● **Written problem**
List all the lines in these records that hold "crisis".

** Begin Entries provided **

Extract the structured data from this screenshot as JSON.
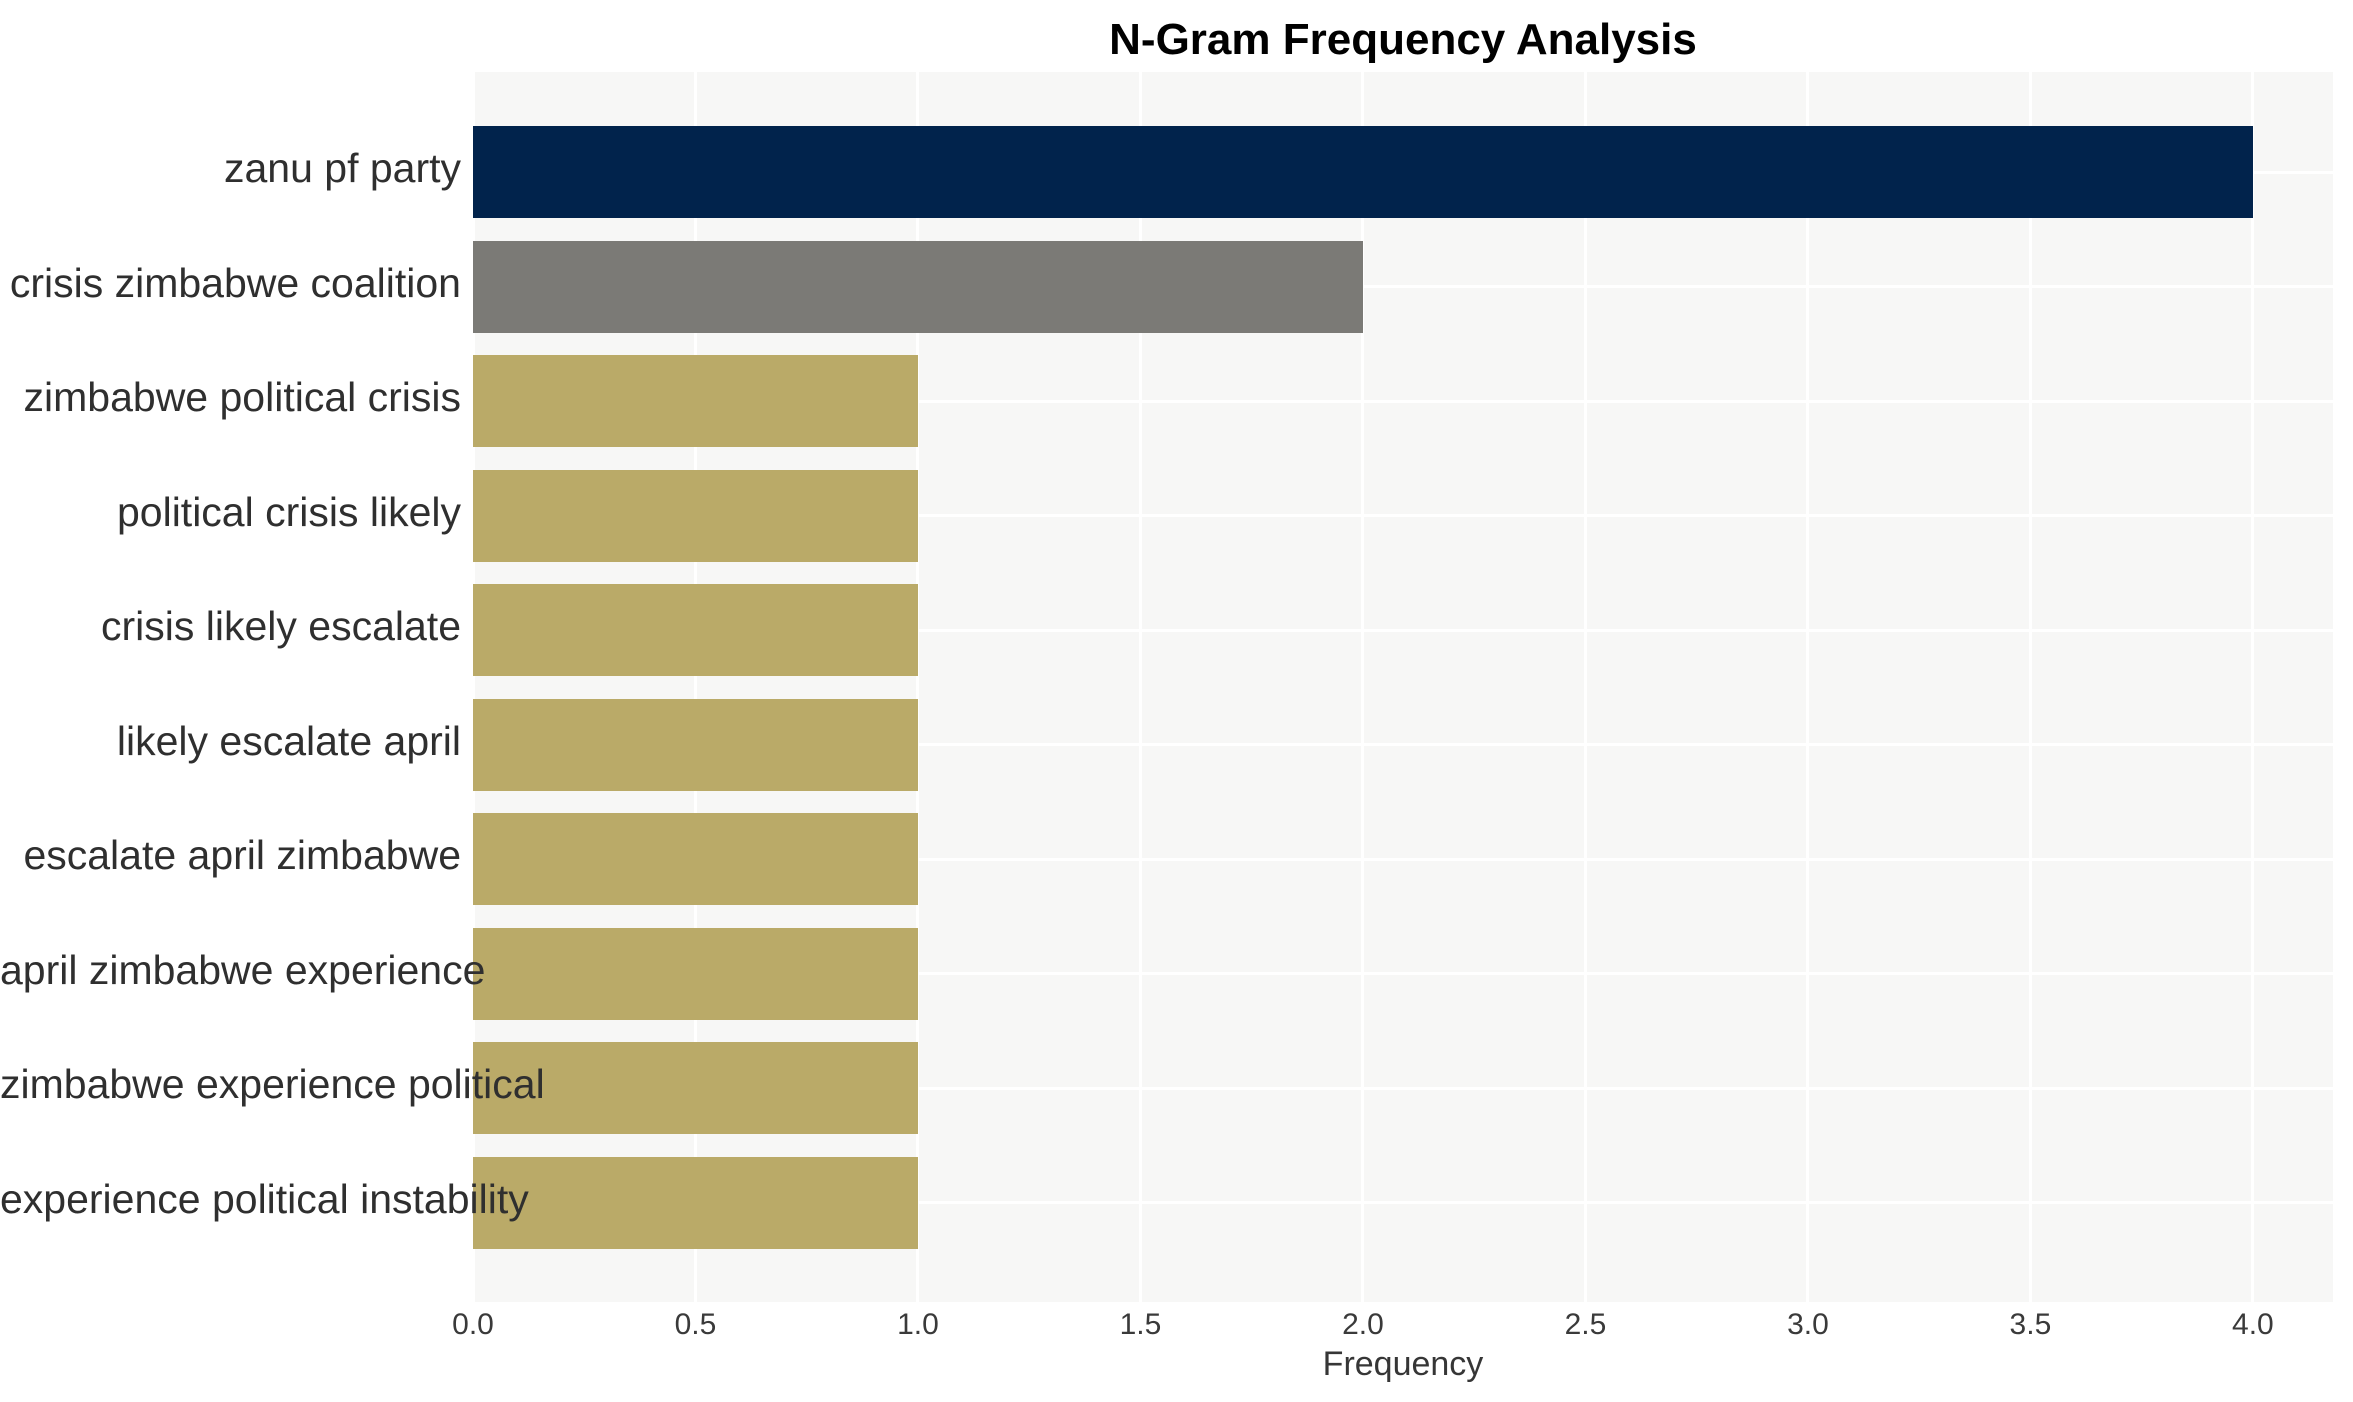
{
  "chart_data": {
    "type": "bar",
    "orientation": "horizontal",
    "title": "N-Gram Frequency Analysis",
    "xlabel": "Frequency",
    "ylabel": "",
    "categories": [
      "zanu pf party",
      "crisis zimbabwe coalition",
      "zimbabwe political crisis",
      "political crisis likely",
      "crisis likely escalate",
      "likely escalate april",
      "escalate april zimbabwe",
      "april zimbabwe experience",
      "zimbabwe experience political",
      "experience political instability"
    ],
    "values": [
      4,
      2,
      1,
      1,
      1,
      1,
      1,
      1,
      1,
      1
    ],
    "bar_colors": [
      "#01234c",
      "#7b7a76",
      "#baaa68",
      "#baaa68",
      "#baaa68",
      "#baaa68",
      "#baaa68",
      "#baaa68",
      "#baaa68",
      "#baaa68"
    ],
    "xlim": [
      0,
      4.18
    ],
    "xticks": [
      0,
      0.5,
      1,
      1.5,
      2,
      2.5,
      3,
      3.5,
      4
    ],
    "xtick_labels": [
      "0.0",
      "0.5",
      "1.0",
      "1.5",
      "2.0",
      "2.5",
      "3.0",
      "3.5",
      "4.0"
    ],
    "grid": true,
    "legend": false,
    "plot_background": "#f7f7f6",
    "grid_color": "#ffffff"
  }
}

** End Entries provided **
** Begin Entries provided **

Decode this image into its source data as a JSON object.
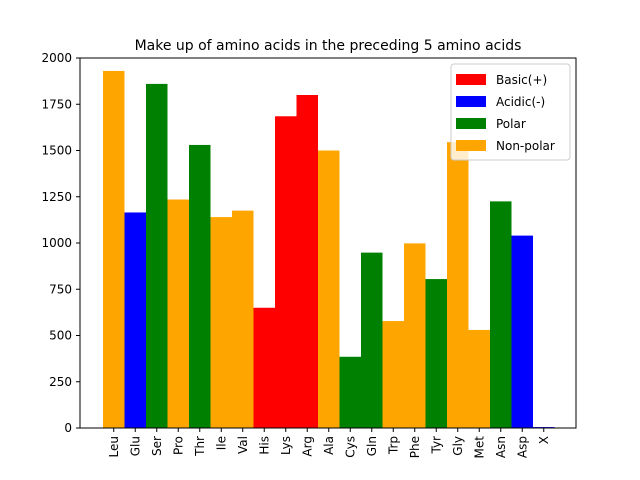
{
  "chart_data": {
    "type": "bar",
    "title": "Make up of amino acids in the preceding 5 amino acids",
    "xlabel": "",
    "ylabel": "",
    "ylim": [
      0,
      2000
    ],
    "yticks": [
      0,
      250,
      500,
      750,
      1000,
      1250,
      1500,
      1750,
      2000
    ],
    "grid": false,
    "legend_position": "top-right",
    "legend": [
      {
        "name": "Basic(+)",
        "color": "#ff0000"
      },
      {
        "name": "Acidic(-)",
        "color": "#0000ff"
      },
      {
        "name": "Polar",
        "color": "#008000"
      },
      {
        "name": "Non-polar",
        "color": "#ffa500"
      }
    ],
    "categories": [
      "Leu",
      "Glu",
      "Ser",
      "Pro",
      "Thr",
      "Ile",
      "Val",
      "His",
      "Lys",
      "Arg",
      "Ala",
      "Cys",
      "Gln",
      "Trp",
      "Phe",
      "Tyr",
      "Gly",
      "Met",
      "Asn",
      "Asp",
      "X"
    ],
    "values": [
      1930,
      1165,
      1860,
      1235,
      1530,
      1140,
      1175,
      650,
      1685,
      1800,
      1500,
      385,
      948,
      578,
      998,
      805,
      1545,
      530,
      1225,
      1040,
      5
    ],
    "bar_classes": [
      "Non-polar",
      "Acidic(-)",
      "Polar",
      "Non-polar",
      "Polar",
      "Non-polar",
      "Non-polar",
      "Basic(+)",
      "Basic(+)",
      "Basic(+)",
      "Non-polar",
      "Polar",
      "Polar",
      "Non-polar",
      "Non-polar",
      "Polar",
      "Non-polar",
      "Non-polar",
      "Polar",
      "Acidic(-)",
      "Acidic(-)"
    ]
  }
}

** End Entries provided **
** Begin Entries provided **

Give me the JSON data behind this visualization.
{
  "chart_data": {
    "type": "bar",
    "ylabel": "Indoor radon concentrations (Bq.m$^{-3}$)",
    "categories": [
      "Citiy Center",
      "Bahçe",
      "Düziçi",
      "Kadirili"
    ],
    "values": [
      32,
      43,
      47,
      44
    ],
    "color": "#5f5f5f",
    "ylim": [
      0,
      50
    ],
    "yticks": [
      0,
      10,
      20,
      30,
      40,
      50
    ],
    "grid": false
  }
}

** End Entries provided **

● **Full solution**
      "crisis zimbabwe coalition",
      "zimbabwe political crisis",
      "political crisis likely",
      "crisis likely escalate",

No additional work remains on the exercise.